#### TASK GOAL
Each entry has to be copied exactly, with nothing missed.

#### DATA IN THIS EXERCISE
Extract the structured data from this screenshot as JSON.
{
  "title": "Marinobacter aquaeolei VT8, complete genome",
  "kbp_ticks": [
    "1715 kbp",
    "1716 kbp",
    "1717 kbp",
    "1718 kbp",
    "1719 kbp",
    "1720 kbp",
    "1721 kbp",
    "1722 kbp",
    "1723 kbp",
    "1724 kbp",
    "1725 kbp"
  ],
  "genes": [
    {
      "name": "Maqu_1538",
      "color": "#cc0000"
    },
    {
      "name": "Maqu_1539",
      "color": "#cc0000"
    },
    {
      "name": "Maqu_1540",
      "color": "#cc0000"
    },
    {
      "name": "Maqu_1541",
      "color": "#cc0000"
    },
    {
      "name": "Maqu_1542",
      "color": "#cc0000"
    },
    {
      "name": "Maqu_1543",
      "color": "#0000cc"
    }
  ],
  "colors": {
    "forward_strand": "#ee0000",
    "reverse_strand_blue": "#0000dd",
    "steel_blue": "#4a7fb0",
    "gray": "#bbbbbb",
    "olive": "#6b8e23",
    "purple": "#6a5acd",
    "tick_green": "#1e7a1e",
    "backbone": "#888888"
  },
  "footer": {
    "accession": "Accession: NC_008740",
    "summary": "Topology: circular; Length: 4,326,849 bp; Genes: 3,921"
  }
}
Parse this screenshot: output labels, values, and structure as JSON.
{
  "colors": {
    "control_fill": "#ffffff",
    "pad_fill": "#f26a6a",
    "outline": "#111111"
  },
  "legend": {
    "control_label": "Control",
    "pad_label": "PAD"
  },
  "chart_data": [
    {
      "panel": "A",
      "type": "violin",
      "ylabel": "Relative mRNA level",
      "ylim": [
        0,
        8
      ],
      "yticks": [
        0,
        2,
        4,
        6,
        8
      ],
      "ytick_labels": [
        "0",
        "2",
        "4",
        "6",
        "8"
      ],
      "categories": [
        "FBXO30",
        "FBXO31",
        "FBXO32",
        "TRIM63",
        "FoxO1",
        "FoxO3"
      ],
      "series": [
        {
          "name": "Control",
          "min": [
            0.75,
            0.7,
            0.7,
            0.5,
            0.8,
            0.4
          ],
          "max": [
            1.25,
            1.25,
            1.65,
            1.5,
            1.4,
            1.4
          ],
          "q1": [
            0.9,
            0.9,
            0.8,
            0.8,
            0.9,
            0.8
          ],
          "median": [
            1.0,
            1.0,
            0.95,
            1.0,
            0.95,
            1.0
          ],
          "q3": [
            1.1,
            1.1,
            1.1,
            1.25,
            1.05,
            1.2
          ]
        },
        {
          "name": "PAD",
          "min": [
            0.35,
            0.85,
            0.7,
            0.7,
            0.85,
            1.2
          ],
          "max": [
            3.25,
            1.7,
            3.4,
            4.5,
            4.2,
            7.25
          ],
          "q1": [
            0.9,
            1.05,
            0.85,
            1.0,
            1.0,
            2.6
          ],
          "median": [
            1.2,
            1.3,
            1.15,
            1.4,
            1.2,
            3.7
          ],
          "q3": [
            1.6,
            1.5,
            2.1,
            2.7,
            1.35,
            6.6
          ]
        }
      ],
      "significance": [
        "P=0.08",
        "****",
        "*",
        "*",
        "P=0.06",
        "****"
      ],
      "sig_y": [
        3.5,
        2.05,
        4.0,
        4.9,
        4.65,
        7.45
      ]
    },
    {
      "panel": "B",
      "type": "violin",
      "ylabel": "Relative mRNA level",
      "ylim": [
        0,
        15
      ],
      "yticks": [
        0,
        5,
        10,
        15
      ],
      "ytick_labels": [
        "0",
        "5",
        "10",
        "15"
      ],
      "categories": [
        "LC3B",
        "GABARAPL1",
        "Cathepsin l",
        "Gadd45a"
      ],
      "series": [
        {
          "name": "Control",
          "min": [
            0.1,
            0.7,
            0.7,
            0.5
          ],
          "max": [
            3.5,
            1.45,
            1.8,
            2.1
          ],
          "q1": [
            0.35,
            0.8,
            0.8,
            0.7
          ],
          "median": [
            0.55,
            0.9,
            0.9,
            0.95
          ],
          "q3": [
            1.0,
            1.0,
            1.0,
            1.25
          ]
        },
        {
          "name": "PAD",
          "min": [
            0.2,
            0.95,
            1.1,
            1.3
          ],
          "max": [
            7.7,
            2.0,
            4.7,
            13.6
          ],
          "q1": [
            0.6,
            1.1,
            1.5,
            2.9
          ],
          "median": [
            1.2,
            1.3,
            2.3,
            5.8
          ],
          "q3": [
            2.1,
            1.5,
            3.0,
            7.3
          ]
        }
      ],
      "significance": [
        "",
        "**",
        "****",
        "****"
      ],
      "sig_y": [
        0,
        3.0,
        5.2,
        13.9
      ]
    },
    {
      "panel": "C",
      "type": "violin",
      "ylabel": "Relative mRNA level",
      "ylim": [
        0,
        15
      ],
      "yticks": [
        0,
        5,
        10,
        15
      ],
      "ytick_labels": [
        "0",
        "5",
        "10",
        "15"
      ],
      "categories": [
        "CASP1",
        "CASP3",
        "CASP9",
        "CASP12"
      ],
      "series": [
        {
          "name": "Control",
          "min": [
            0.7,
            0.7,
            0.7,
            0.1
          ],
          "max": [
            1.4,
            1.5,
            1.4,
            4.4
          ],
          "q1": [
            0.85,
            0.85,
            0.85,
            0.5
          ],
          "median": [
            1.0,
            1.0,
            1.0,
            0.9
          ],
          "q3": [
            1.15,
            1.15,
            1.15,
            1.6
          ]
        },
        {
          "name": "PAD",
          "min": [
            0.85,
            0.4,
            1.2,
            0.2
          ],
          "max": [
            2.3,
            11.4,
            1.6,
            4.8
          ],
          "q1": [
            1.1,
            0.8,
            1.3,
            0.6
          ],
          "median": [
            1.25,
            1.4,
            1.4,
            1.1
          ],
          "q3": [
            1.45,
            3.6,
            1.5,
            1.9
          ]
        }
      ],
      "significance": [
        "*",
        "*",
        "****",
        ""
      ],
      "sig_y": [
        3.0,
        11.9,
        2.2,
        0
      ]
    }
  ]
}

#### SOLVED EXERCISE
Extract the structured data from this screenshot as JSON.
{
  "title": "Marinobacter aquaeolei VT8, complete genome",
  "kbp_ticks": [
    "1715 kbp",
    "1716 kbp",
    "1717 kbp",
    "1718 kbp",
    "1719 kbp",
    "1720 kbp",
    "1721 kbp",
    "1722 kbp",
    "1723 kbp",
    "1724 kbp",
    "1725 kbp"
  ],
  "genes": [
    {
      "name": "Maqu_1538",
      "color": "#cc0000"
    },
    {
      "name": "Maqu_1539",
      "color": "#cc0000"
    },
    {
      "name": "Maqu_1540",
      "color": "#cc0000"
    },
    {
      "name": "Maqu_1541",
      "color": "#cc0000"
    },
    {
      "name": "Maqu_1542",
      "color": "#cc0000"
    },
    {
      "name": "Maqu_1543",
      "color": "#0000cc"
    }
  ],
  "colors": {
    "forward_strand": "#ee0000",
    "reverse_strand_blue": "#0000dd",
    "steel_blue": "#4a7fb0",
    "gray": "#bbbbbb",
    "olive": "#6b8e23",
    "purple": "#6a5acd",
    "tick_green": "#1e7a1e",
    "backbone": "#888888"
  },
  "footer": {
    "accession": "Accession: NC_008740",
    "summary": "Topology: circular; Length: 4,326,849 bp; Genes: 3,921"
  }
}
Parse this screenshot: output labels, values, and structure as JSON.
{
  "colors": {
    "control_fill": "#ffffff",
    "pad_fill": "#f26a6a",
    "outline": "#111111"
  },
  "legend": {
    "control_label": "Control",
    "pad_label": "PAD"
  },
  "chart_data": [
    {
      "panel": "A",
      "type": "violin",
      "ylabel": "Relative mRNA level",
      "ylim": [
        0,
        8
      ],
      "yticks": [
        0,
        2,
        4,
        6,
        8
      ],
      "ytick_labels": [
        "0",
        "2",
        "4",
        "6",
        "8"
      ],
      "categories": [
        "FBXO30",
        "FBXO31",
        "FBXO32",
        "TRIM63",
        "FoxO1",
        "FoxO3"
      ],
      "series": [
        {
          "name": "Control",
          "min": [
            0.75,
            0.7,
            0.7,
            0.5,
            0.8,
            0.4
          ],
          "max": [
            1.25,
            1.25,
            1.65,
            1.5,
            1.4,
            1.4
          ],
          "q1": [
            0.9,
            0.9,
            0.8,
            0.8,
            0.9,
            0.8
          ],
          "median": [
            1.0,
            1.0,
            0.95,
            1.0,
            0.95,
            1.0
          ],
          "q3": [
            1.1,
            1.1,
            1.1,
            1.25,
            1.05,
            1.2
          ]
        },
        {
          "name": "PAD",
          "min": [
            0.35,
            0.85,
            0.7,
            0.7,
            0.85,
            1.2
          ],
          "max": [
            3.25,
            1.7,
            3.4,
            4.5,
            4.2,
            7.25
          ],
          "q1": [
            0.9,
            1.05,
            0.85,
            1.0,
            1.0,
            2.6
          ],
          "median": [
            1.2,
            1.3,
            1.15,
            1.4,
            1.2,
            3.7
          ],
          "q3": [
            1.6,
            1.5,
            2.1,
            2.7,
            1.35,
            6.6
          ]
        }
      ],
      "significance": [
        "P=0.08",
        "****",
        "*",
        "*",
        "P=0.06",
        "****"
      ],
      "sig_y": [
        3.5,
        2.05,
        4.0,
        4.9,
        4.65,
        7.45
      ]
    },
    {
      "panel": "B",
      "type": "violin",
      "ylabel": "Relative mRNA level",
      "ylim": [
        0,
        15
      ],
      "yticks": [
        0,
        5,
        10,
        15
      ],
      "ytick_labels": [
        "0",
        "5",
        "10",
        "15"
      ],
      "categories": [
        "LC3B",
        "GABARAPL1",
        "Cathepsin l",
        "Gadd45a"
      ],
      "series": [
        {
          "name": "Control",
          "min": [
            0.1,
            0.7,
            0.7,
            0.5
          ],
          "max": [
            3.5,
            1.45,
            1.8,
            2.1
          ],
          "q1": [
            0.35,
            0.8,
            0.8,
            0.7
          ],
          "median": [
            0.55,
            0.9,
            0.9,
            0.95
          ],
          "q3": [
            1.0,
            1.0,
            1.0,
            1.25
          ]
        },
        {
          "name": "PAD",
          "min": [
            0.2,
            0.95,
            1.1,
            1.3
          ],
          "max": [
            7.7,
            2.0,
            4.7,
            13.6
          ],
          "q1": [
            0.6,
            1.1,
            1.5,
            2.9
          ],
          "median": [
            1.2,
            1.3,
            2.3,
            5.8
          ],
          "q3": [
            2.1,
            1.5,
            3.0,
            7.3
          ]
        }
      ],
      "significance": [
        "",
        "**",
        "****",
        "****"
      ],
      "sig_y": [
        0,
        3.0,
        5.2,
        13.9
      ]
    },
    {
      "panel": "C",
      "type": "violin",
      "ylabel": "Relative mRNA level",
      "ylim": [
        0,
        15
      ],
      "yticks": [
        0,
        5,
        10,
        15
      ],
      "ytick_labels": [
        "0",
        "5",
        "10",
        "15"
      ],
      "categories": [
        "CASP1",
        "CASP3",
        "CASP9",
        "CASP12"
      ],
      "series": [
        {
          "name": "Control",
          "min": [
            0.7,
            0.7,
            0.7,
            0.1
          ],
          "max": [
            1.4,
            1.5,
            1.4,
            4.4
          ],
          "q1": [
            0.85,
            0.85,
            0.85,
            0.5
          ],
          "median": [
            1.0,
            1.0,
            1.0,
            0.9
          ],
          "q3": [
            1.15,
            1.15,
            1.15,
            1.6
          ]
        },
        {
          "name": "PAD",
          "min": [
            0.85,
            0.4,
            1.2,
            0.2
          ],
          "max": [
            2.3,
            11.4,
            1.6,
            4.8
          ],
          "q1": [
            1.1,
            0.8,
            1.3,
            0.6
          ],
          "median": [
            1.25,
            1.4,
            1.4,
            1.1
          ],
          "q3": [
            1.45,
            3.6,
            1.5,
            1.9
          ]
        }
      ],
      "significance": [
        "*",
        "*",
        "****",
        ""
      ],
      "sig_y": [
        3.0,
        11.9,
        2.2,
        0
      ]
    }
  ]
}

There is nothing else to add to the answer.